→ TASK STATEMENT:
Answer these about the forum reply below:
(a) In the original character-by-character translation task, why are the decoder input and target data shifted by one time step?
(b) According to the reply, what is the goal of the asker's task?
(c) In the suggested code, what value is assigned to decoder_target_data[i, t, target_token_index[char]]?

→ SOURCE DOCUMENT:
== Segment start ==
In the original character-by-character translation task, the decoder input and target data are shifted by one time step because the decoder needs to predict the next character based on the current and past characters.
However, in your task, the goal is to map each character in the input directly to a character in the output. So, there's no need to shift the target data.
I have changed the for-loop where the encoder_input_data and decoder_target_data are pre-processed.
Try using this:
for t, char in enumerate(target_text):
decoder_input_data[i, t, target_token_index[char]] = 1.
decoder_target_data[i, t, target_token_index[char]] = 1.
== Segment end ==
→ GIVEN RECORDS:
== Segment start ==
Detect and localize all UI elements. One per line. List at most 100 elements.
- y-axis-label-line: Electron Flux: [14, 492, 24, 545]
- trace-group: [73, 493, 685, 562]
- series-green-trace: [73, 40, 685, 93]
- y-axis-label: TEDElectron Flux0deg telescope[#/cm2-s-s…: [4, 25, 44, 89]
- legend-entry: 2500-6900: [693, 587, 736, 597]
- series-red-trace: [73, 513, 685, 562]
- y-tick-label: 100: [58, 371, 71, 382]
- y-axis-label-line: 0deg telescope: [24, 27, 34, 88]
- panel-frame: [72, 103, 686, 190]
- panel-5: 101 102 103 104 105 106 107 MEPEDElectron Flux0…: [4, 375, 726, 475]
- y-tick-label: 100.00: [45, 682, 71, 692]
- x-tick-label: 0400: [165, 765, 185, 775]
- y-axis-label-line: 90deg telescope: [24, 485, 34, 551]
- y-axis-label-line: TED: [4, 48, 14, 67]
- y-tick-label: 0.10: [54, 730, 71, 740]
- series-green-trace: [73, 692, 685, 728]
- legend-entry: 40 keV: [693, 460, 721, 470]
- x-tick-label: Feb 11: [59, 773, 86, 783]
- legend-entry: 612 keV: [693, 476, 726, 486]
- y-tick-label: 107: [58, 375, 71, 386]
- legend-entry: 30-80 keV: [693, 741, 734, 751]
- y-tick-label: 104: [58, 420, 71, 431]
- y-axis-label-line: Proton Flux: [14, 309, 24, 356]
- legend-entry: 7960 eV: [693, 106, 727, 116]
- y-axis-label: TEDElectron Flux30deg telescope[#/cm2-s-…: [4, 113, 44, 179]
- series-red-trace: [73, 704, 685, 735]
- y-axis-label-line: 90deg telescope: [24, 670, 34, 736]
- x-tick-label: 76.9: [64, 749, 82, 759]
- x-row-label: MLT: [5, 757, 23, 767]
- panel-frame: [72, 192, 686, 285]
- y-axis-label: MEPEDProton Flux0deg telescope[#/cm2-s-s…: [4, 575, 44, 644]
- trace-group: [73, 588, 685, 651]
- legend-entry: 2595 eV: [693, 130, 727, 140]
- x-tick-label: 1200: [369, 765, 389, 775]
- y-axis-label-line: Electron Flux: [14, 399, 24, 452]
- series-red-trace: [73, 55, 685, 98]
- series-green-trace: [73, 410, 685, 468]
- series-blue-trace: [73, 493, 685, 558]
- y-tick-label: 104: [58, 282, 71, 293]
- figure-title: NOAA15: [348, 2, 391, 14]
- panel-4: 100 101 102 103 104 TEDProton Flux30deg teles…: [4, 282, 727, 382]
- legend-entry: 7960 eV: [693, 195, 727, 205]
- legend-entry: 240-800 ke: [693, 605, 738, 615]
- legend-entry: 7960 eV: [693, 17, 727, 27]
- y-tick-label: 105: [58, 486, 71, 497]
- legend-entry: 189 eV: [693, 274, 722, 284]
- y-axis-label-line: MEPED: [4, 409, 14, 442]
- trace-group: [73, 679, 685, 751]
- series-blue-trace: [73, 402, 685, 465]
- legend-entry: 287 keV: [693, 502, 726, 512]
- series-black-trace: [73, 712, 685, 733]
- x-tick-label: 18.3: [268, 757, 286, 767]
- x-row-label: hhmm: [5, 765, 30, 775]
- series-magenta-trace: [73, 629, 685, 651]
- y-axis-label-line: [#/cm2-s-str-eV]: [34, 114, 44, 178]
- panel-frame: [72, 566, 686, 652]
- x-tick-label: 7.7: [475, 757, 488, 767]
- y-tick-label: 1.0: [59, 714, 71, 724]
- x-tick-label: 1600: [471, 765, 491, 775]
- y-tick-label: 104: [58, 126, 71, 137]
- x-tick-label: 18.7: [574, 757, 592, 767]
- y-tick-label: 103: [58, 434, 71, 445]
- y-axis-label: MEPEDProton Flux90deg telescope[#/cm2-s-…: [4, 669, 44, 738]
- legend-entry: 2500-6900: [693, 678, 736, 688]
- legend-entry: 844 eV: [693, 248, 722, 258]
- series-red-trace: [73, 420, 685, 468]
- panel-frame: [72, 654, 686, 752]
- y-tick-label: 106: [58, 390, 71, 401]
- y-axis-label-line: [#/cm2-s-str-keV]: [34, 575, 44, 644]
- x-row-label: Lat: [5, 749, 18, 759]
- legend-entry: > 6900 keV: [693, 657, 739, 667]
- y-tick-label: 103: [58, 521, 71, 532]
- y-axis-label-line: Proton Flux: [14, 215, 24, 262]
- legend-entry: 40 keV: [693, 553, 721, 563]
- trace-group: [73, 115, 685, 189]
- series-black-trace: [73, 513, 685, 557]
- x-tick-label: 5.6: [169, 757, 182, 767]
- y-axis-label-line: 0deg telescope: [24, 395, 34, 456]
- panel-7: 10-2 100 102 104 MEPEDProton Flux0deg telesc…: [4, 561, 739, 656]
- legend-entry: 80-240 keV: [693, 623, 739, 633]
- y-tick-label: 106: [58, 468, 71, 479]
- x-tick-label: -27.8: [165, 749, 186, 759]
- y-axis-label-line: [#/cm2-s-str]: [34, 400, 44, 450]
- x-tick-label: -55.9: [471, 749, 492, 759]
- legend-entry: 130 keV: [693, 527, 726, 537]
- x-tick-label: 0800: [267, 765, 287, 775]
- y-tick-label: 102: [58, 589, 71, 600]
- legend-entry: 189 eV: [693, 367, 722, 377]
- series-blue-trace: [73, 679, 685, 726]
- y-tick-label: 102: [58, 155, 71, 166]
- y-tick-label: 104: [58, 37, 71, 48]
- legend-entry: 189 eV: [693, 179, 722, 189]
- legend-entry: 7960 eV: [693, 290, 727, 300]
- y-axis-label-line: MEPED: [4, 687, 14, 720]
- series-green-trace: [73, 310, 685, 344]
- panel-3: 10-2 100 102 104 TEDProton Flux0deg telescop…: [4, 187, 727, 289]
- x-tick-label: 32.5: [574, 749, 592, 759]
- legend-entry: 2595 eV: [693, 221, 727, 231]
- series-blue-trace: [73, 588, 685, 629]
== Segment end ==
→ TASK ANSWER:
(a) The decoder needs to predict the next character based on the current and past characters.
(b) To map each character in the input directly to a character in the output, so the target data does not need to be shifted.
(c) 1.